Figure data in JSON =
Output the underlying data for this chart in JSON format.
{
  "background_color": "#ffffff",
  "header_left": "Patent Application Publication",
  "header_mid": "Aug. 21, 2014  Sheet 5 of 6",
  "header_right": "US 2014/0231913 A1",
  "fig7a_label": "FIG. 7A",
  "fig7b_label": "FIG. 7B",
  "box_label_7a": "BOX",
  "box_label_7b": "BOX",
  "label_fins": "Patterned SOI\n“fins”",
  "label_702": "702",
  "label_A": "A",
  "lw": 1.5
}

---

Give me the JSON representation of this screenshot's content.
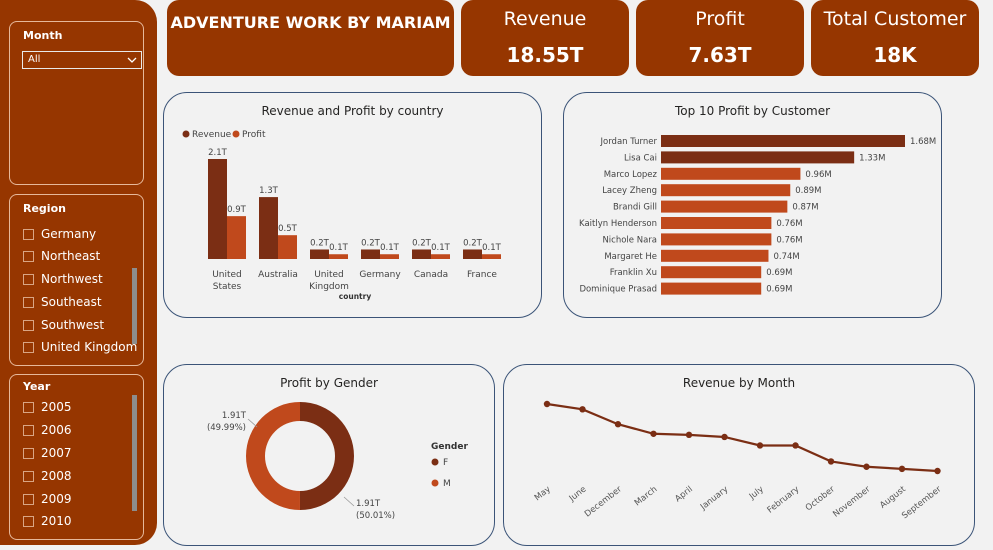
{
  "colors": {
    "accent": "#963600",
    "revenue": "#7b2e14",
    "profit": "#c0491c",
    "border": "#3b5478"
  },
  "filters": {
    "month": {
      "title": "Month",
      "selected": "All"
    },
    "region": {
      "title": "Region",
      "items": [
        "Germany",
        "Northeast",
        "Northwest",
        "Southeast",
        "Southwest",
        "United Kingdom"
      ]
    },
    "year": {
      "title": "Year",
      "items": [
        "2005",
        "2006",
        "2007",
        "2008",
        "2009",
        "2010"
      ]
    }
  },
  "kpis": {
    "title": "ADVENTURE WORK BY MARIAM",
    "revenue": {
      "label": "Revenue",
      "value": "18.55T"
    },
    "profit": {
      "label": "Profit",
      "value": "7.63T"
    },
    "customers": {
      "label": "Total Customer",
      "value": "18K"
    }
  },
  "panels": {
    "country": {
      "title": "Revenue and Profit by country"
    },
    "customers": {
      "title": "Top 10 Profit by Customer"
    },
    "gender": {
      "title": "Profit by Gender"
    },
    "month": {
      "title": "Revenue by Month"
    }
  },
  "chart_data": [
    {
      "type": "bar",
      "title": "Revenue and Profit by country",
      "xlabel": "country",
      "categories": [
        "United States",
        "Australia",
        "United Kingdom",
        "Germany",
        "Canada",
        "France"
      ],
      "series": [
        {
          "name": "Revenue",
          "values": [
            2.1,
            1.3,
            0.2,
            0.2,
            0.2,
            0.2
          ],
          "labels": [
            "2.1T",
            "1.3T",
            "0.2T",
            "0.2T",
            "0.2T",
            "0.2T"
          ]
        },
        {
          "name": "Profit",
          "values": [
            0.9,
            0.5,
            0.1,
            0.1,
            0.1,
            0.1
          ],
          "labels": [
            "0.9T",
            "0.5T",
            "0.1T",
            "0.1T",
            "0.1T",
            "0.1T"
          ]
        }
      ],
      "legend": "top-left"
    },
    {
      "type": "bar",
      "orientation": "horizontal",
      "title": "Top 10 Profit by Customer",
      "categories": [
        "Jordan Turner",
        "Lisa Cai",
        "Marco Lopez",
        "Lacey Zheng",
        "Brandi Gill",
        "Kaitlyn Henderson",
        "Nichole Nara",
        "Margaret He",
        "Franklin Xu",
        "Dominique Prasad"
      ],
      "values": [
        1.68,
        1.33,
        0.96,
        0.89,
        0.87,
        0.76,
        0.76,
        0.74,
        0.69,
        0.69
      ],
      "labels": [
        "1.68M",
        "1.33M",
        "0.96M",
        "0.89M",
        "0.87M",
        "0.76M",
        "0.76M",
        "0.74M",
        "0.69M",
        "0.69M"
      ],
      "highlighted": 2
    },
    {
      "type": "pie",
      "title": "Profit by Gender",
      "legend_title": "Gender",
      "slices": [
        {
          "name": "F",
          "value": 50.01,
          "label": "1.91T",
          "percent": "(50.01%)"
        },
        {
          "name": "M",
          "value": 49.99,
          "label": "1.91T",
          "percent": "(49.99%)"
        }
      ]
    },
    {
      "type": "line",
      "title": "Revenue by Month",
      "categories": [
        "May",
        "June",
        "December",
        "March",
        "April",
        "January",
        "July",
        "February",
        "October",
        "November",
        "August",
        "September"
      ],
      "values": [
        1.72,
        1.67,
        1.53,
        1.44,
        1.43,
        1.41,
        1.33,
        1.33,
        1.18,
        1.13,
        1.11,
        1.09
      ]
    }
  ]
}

Work instructions = Across all the entries, count the lines that contain the word "country" and give the number by itself.

Full output = 4